Written instruction:
Isolate every line in the data with the string "Catalog" and copy it.

Working data:
[Start]
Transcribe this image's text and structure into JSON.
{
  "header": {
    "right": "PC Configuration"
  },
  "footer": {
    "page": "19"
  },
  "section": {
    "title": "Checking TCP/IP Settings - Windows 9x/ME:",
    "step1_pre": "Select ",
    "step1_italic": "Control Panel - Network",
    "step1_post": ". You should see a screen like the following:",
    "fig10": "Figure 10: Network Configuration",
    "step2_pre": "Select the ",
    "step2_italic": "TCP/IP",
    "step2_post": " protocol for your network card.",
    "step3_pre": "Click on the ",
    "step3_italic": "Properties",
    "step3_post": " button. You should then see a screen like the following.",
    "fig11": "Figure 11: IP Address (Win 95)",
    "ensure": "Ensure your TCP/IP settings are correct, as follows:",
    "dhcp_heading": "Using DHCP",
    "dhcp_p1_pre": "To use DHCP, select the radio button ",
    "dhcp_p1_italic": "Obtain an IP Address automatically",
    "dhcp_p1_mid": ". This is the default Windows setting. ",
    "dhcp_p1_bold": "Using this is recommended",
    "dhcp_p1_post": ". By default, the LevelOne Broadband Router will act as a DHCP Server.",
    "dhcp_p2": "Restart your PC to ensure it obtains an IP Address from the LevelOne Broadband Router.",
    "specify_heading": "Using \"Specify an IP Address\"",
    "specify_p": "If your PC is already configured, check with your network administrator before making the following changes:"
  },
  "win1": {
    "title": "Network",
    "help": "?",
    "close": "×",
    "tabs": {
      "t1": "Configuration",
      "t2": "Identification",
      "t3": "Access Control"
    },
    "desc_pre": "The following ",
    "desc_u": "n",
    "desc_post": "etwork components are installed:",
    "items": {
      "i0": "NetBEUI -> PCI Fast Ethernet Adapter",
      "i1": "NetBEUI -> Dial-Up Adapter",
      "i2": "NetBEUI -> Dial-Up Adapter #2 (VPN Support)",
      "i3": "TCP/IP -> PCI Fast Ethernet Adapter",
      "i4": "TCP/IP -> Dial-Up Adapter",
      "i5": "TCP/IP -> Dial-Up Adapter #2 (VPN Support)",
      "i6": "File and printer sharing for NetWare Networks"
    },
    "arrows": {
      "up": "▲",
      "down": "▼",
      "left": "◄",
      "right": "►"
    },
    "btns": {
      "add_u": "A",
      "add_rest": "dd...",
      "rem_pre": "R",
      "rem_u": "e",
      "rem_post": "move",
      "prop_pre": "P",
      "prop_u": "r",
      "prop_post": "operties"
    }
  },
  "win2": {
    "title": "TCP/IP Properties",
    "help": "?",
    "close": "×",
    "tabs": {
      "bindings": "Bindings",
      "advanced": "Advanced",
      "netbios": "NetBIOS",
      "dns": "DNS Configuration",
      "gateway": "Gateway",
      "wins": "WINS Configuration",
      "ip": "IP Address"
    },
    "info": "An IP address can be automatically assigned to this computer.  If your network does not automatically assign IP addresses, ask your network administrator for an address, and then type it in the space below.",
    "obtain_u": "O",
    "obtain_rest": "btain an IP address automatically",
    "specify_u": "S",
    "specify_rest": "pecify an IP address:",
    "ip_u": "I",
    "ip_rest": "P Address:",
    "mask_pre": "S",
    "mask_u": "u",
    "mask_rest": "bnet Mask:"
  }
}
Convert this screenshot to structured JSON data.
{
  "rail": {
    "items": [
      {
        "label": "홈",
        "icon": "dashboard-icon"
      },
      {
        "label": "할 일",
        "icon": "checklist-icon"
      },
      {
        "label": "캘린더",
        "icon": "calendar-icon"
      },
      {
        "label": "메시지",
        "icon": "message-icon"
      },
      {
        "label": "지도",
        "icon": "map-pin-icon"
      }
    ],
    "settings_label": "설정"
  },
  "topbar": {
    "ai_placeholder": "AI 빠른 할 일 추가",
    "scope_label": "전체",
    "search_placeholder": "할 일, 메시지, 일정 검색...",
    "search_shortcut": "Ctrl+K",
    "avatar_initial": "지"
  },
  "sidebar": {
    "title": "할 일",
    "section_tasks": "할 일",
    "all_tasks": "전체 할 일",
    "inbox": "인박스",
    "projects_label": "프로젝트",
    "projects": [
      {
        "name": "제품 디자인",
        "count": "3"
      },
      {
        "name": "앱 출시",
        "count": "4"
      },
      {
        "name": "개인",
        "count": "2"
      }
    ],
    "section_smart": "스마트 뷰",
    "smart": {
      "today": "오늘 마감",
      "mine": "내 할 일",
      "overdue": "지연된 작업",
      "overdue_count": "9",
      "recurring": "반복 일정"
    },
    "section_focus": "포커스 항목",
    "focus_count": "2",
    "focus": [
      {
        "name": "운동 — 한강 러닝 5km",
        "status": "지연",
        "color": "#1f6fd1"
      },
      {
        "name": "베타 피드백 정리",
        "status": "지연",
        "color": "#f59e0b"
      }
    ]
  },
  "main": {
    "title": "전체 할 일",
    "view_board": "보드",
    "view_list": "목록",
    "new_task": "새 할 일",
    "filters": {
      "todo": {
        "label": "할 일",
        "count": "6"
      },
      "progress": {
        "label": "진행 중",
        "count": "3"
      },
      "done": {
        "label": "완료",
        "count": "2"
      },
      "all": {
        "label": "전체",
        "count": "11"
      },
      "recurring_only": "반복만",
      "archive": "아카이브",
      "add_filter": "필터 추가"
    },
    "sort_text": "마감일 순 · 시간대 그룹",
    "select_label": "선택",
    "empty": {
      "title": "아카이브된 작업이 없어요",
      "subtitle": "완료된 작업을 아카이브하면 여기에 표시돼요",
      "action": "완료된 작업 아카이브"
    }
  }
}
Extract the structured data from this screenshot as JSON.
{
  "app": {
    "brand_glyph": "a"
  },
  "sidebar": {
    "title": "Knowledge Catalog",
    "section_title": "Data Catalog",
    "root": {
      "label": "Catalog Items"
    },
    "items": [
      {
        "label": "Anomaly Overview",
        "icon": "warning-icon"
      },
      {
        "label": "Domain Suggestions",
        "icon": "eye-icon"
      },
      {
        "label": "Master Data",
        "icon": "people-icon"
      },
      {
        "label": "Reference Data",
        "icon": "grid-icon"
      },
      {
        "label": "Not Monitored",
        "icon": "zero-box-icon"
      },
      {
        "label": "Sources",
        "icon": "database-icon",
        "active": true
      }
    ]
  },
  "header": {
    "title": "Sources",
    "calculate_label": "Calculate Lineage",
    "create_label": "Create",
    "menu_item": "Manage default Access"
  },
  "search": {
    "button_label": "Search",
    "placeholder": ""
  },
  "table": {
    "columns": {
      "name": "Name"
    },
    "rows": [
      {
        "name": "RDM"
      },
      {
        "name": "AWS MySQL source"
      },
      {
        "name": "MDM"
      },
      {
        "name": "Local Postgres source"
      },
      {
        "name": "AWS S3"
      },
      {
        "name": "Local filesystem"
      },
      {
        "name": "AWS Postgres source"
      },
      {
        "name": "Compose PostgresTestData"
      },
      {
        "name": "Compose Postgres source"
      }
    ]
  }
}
[End]
Result of the task:
    "title": "Knowledge Catalog",
    "section_title": "Data Catalog",
      "label": "Catalog Items"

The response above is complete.